Collected data entries:
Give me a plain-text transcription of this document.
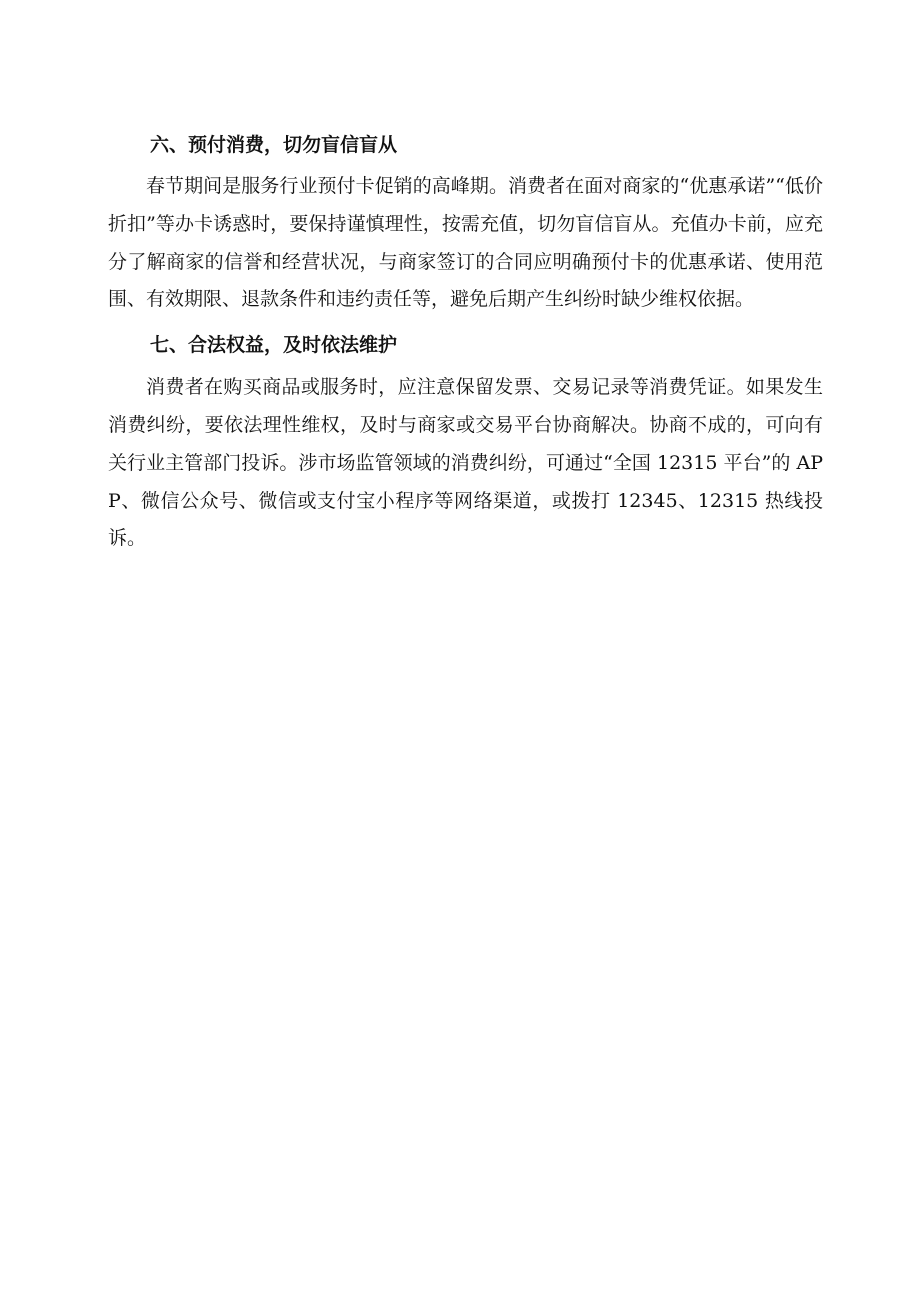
六、预付消费，切勿盲信盲从

春节期间是服务行业预付卡促销的高峰期。消费者在面对商家的“优惠承诺”“低价折扣”等办卡诱惑时，要保持谨慎理性，按需充值，切勿盲信盲从。充值办卡前，应充分了解商家的信誉和经营状况，与商家签订的合同应明确预付卡的优惠承诺、使用范围、有效期限、退款条件和违约责任等，避免后期产生纠纷时缺少维权依据。

七、合法权益，及时依法维护

消费者在购买商品或服务时，应注意保留发票、交易记录等消费凭证。如果发生消费纠纷，要依法理性维权，及时与商家或交易平台协商解决。协商不成的，可向有关行业主管部门投诉。涉市场监管领域的消费纠纷，可通过“全国 12315 平台”的 APP、微信公众号、微信或支付宝小程序等网络渠道，或拨打 12345、12315 热线投诉。
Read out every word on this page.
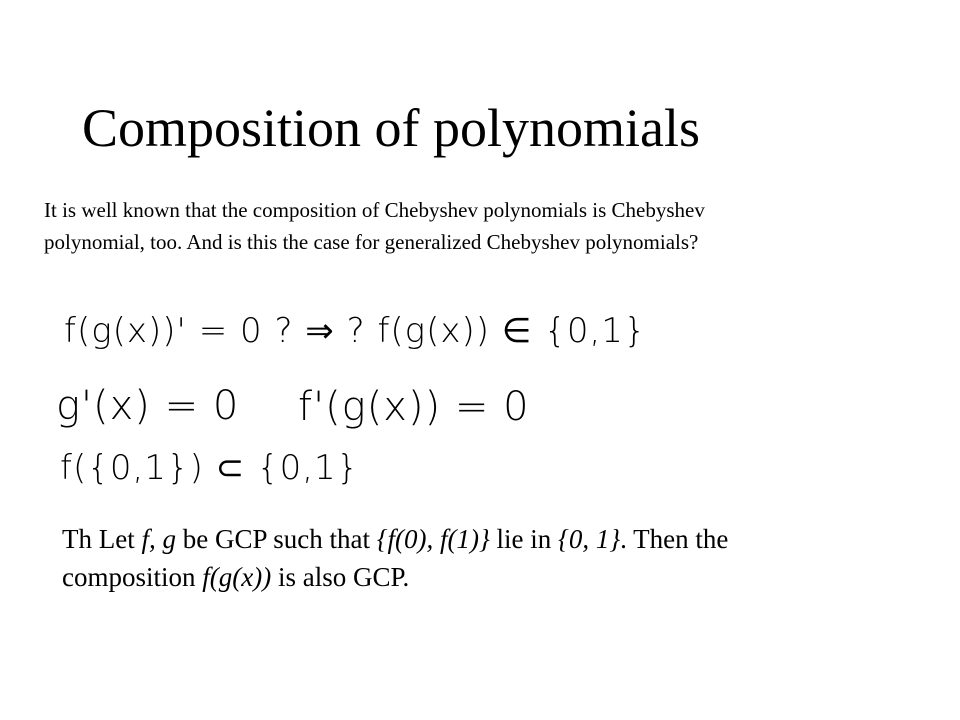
Composition of polynomials
It is well known that the composition of Chebyshev polynomials is Chebyshev
polynomial, too. And is this the case for generalized Chebyshev polynomials?
f(g(x))' = 0 ? ⇒ ? f(g(x)) ∈ {0,1}
g'(x) = 0 f'(g(x)) = 0
f({0,1}) ⊂ {0,1}
Th Let f, g be GCP such that {f(0), f(1)} lie in {0, 1}. Then the
composition f(g(x)) is also GCP.
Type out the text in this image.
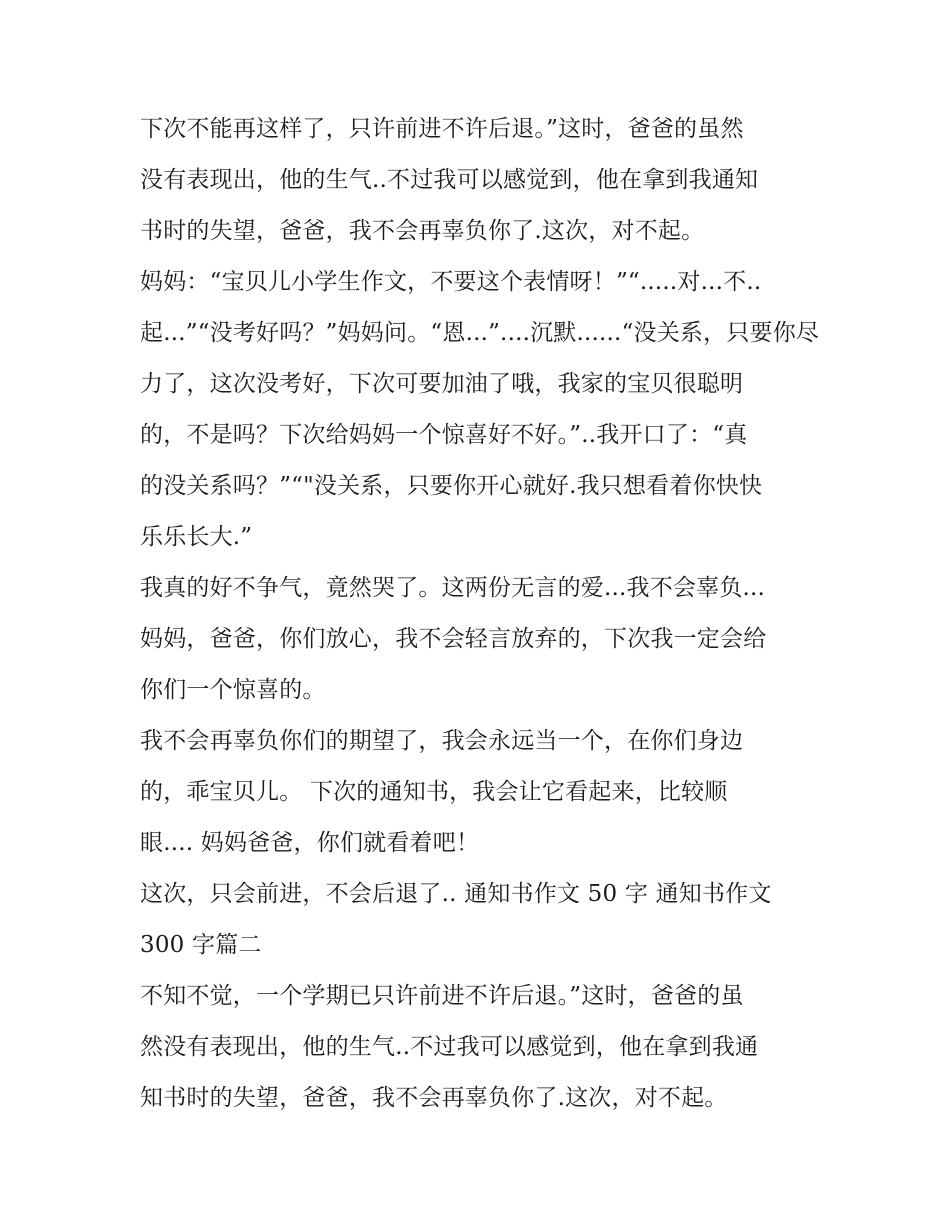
下次不能再这样了，只许前进不许后退。”这时，爸爸的虽然
没有表现出，他的生气..不过我可以感觉到，他在拿到我通知
书时的失望，爸爸，我不会再辜负你了.这次，对不起。
妈妈：“宝贝儿小学生作文，不要这个表情呀！”“.....对...不..
起...”“没考好吗？”妈妈问。“恩...”....沉默......“没关系，只要你尽
力了，这次没考好，下次可要加油了哦，我家的宝贝很聪明
的，不是吗？下次给妈妈一个惊喜好不好。”..我开口了：“真
的没关系吗？”“"没关系，只要你开心就好.我只想看着你快快
乐乐长大.”
我真的好不争气，竟然哭了。这两份无言的爱...我不会辜负...
妈妈，爸爸，你们放心，我不会轻言放弃的，下次我一定会给
你们一个惊喜的。
我不会再辜负你们的期望了，我会永远当一个，在你们身边
的，乖宝贝儿。 下次的通知书，我会让它看起来，比较顺
眼.... 妈妈爸爸，你们就看着吧！
这次，只会前进，不会后退了.. 通知书作文 50 字 通知书作文
300 字篇二
不知不觉，一个学期已只许前进不许后退。”这时，爸爸的虽
然没有表现出，他的生气..不过我可以感觉到，他在拿到我通
知书时的失望，爸爸，我不会再辜负你了.这次，对不起。
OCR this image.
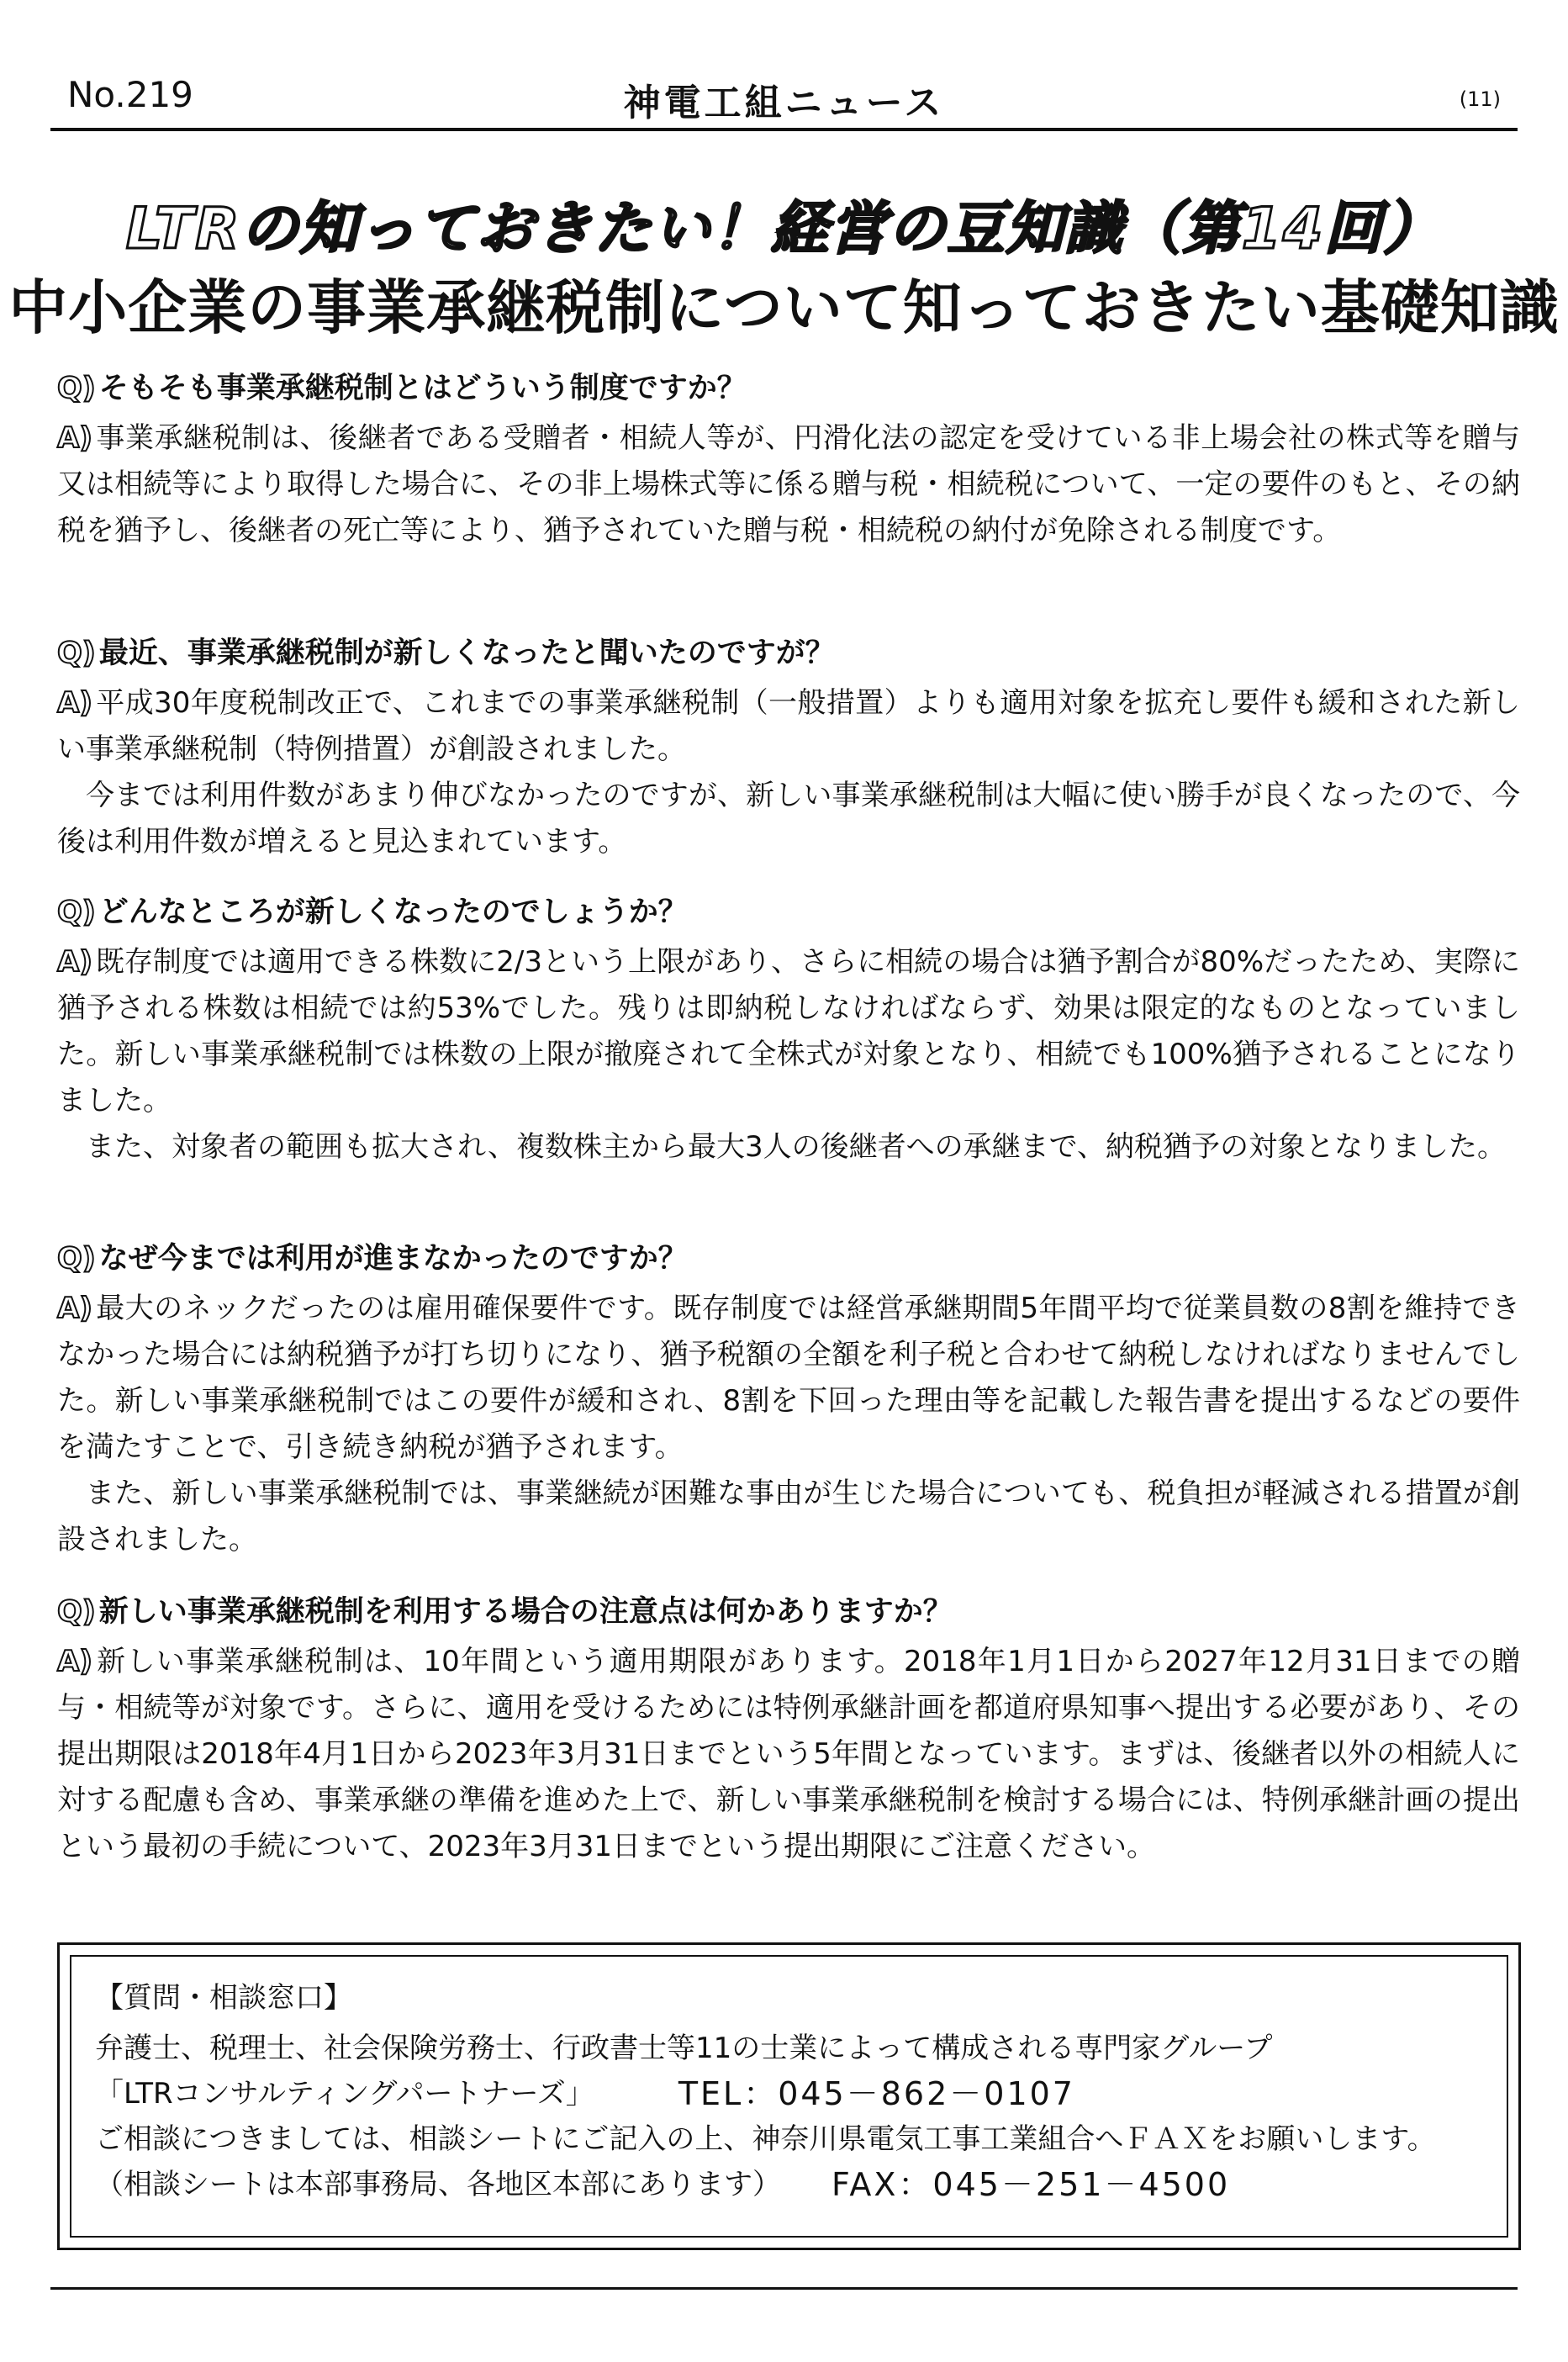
No.219	神電工組ニュース	(11)
LTRの知っておきたい！経営の豆知識（第14回）
中小企業の事業承継税制について知っておきたい基礎知識
Q) そもそも事業承継税制とはどういう制度ですか？
A) 事業承継税制は、後継者である受贈者・相続人等が、円滑化法の認定を受けている非上場会社の株式等を贈与又は相続等により取得した場合に、その非上場株式等に係る贈与税・相続税について、一定の要件のもと、その納税を猶予し、後継者の死亡等により、猶予されていた贈与税・相続税の納付が免除される制度です。
Q) 最近、事業承継税制が新しくなったと聞いたのですが？
A) 平成30年度税制改正で、これまでの事業承継税制（一般措置）よりも適用対象を拡充し要件も緩和された新しい事業承継税制（特例措置）が創設されました。
今までは利用件数があまり伸びなかったのですが、新しい事業承継税制は大幅に使い勝手が良くなったので、今後は利用件数が増えると見込まれています。
Q) どんなところが新しくなったのでしょうか？
A) 既存制度では適用できる株数に2/3という上限があり、さらに相続の場合は猶予割合が80%だったため、実際に猶予される株数は相続では約53%でした。残りは即納税しなければならず、効果は限定的なものとなっていました。新しい事業承継税制では株数の上限が撤廃されて全株式が対象となり、相続でも100%猶予されることになりました。
また、対象者の範囲も拡大され、複数株主から最大3人の後継者への承継まで、納税猶予の対象となりました。
Q) なぜ今までは利用が進まなかったのですか？
A) 最大のネックだったのは雇用確保要件です。既存制度では経営承継期間5年間平均で従業員数の8割を維持できなかった場合には納税猶予が打ち切りになり、猶予税額の全額を利子税と合わせて納税しなければなりませんでした。新しい事業承継税制ではこの要件が緩和され、8割を下回った理由等を記載した報告書を提出するなどの要件を満たすことで、引き続き納税が猶予されます。
また、新しい事業承継税制では、事業継続が困難な事由が生じた場合についても、税負担が軽減される措置が創設されました。
Q) 新しい事業承継税制を利用する場合の注意点は何かありますか？
A) 新しい事業承継税制は、10年間という適用期限があります。2018年1月1日から2027年12月31日までの贈与・相続等が対象です。さらに、適用を受けるためには特例承継計画を都道府県知事へ提出する必要があり、その提出期限は2018年4月1日から2023年3月31日までという5年間となっています。まずは、後継者以外の相続人に対する配慮も含め、事業承継の準備を進めた上で、新しい事業承継税制を検討する場合には、特例承継計画の提出という最初の手続について、2023年3月31日までという提出期限にご注意ください。
【質問・相談窓口】
弁護士、税理士、社会保険労務士、行政書士等11の士業によって構成される専門家グループ
「LTRコンサルティングパートナーズ」	TEL：045－862－0107
ご相談につきましては、相談シートにご記入の上、神奈川県電気工事工業組合へＦＡＸをお願いします。
（相談シートは本部事務局、各地区本部にあります） FAX：045－251－4500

Task details:
Ignore the images and quote every line of the listing exactly.

Written answer:
Give me a plain-text transcription of this document.
六、预付消费，切勿盲信盲从

春节期间是服务行业预付卡促销的高峰期。消费者在面对商家的“优惠承诺”“低价折扣”等办卡诱惑时，要保持谨慎理性，按需充值，切勿盲信盲从。充值办卡前，应充分了解商家的信誉和经营状况，与商家签订的合同应明确预付卡的优惠承诺、使用范围、有效期限、退款条件和违约责任等，避免后期产生纠纷时缺少维权依据。

七、合法权益，及时依法维护

消费者在购买商品或服务时，应注意保留发票、交易记录等消费凭证。如果发生消费纠纷，要依法理性维权，及时与商家或交易平台协商解决。协商不成的，可向有关行业主管部门投诉。涉市场监管领域的消费纠纷，可通过“全国 12315 平台”的 APP、微信公众号、微信或支付宝小程序等网络渠道，或拨打 12345、12315 热线投诉。
Read out every word on this page.
Composition of polynomials
It is well known that the composition of Chebyshev polynomials is Chebyshev
polynomial, too. And is this the case for generalized Chebyshev polynomials?
f(g(x))' = 0 ? ⇒ ? f(g(x)) ∈ {0,1}
g'(x) = 0 f'(g(x)) = 0
f({0,1}) ⊂ {0,1}
Th Let f, g be GCP such that {f(0), f(1)} lie in {0, 1}. Then the
composition f(g(x)) is also GCP.
Type out the text in this image.
下次不能再这样了，只许前进不许后退。”这时，爸爸的虽然
没有表现出，他的生气..不过我可以感觉到，他在拿到我通知
书时的失望，爸爸，我不会再辜负你了.这次，对不起。
妈妈：“宝贝儿小学生作文，不要这个表情呀！”“.....对...不..
起...”“没考好吗？”妈妈问。“恩...”....沉默......“没关系，只要你尽
力了，这次没考好，下次可要加油了哦，我家的宝贝很聪明
的，不是吗？下次给妈妈一个惊喜好不好。”..我开口了：“真
的没关系吗？”“"没关系，只要你开心就好.我只想看着你快快
乐乐长大.”
我真的好不争气，竟然哭了。这两份无言的爱...我不会辜负...
妈妈，爸爸，你们放心，我不会轻言放弃的，下次我一定会给
你们一个惊喜的。
我不会再辜负你们的期望了，我会永远当一个，在你们身边
的，乖宝贝儿。 下次的通知书，我会让它看起来，比较顺
眼.... 妈妈爸爸，你们就看着吧！
这次，只会前进，不会后退了.. 通知书作文 50 字 通知书作文
300 字篇二
不知不觉，一个学期已只许前进不许后退。”这时，爸爸的虽
然没有表现出，他的生气..不过我可以感觉到，他在拿到我通
知书时的失望，爸爸，我不会再辜负你了.这次，对不起。
OCR this image.
No.219	神電工組ニュース	(11)
LTRの知っておきたい！経営の豆知識（第14回）
中小企業の事業承継税制について知っておきたい基礎知識
Q) そもそも事業承継税制とはどういう制度ですか？
A) 事業承継税制は、後継者である受贈者・相続人等が、円滑化法の認定を受けている非上場会社の株式等を贈与又は相続等により取得した場合に、その非上場株式等に係る贈与税・相続税について、一定の要件のもと、その納税を猶予し、後継者の死亡等により、猶予されていた贈与税・相続税の納付が免除される制度です。
Q) 最近、事業承継税制が新しくなったと聞いたのですが？
A) 平成30年度税制改正で、これまでの事業承継税制（一般措置）よりも適用対象を拡充し要件も緩和された新しい事業承継税制（特例措置）が創設されました。
今までは利用件数があまり伸びなかったのですが、新しい事業承継税制は大幅に使い勝手が良くなったので、今後は利用件数が増えると見込まれています。
Q) どんなところが新しくなったのでしょうか？
A) 既存制度では適用できる株数に2/3という上限があり、さらに相続の場合は猶予割合が80%だったため、実際に猶予される株数は相続では約53%でした。残りは即納税しなければならず、効果は限定的なものとなっていました。新しい事業承継税制では株数の上限が撤廃されて全株式が対象となり、相続でも100%猶予されることになりました。
また、対象者の範囲も拡大され、複数株主から最大3人の後継者への承継まで、納税猶予の対象となりました。
Q) なぜ今までは利用が進まなかったのですか？
A) 最大のネックだったのは雇用確保要件です。既存制度では経営承継期間5年間平均で従業員数の8割を維持できなかった場合には納税猶予が打ち切りになり、猶予税額の全額を利子税と合わせて納税しなければなりませんでした。新しい事業承継税制ではこの要件が緩和され、8割を下回った理由等を記載した報告書を提出するなどの要件を満たすことで、引き続き納税が猶予されます。
また、新しい事業承継税制では、事業継続が困難な事由が生じた場合についても、税負担が軽減される措置が創設されました。
Q) 新しい事業承継税制を利用する場合の注意点は何かありますか？
A) 新しい事業承継税制は、10年間という適用期限があります。2018年1月1日から2027年12月31日までの贈与・相続等が対象です。さらに、適用を受けるためには特例承継計画を都道府県知事へ提出する必要があり、その提出期限は2018年4月1日から2023年3月31日までという5年間となっています。まずは、後継者以外の相続人に対する配慮も含め、事業承継の準備を進めた上で、新しい事業承継税制を検討する場合には、特例承継計画の提出という最初の手続について、2023年3月31日までという提出期限にご注意ください。
【質問・相談窓口】
弁護士、税理士、社会保険労務士、行政書士等11の士業によって構成される専門家グループ
「LTRコンサルティングパートナーズ」	TEL：045－862－0107
ご相談につきましては、相談シートにご記入の上、神奈川県電気工事工業組合へＦＡＸをお願いします。
（相談シートは本部事務局、各地区本部にあります） FAX：045－251－4500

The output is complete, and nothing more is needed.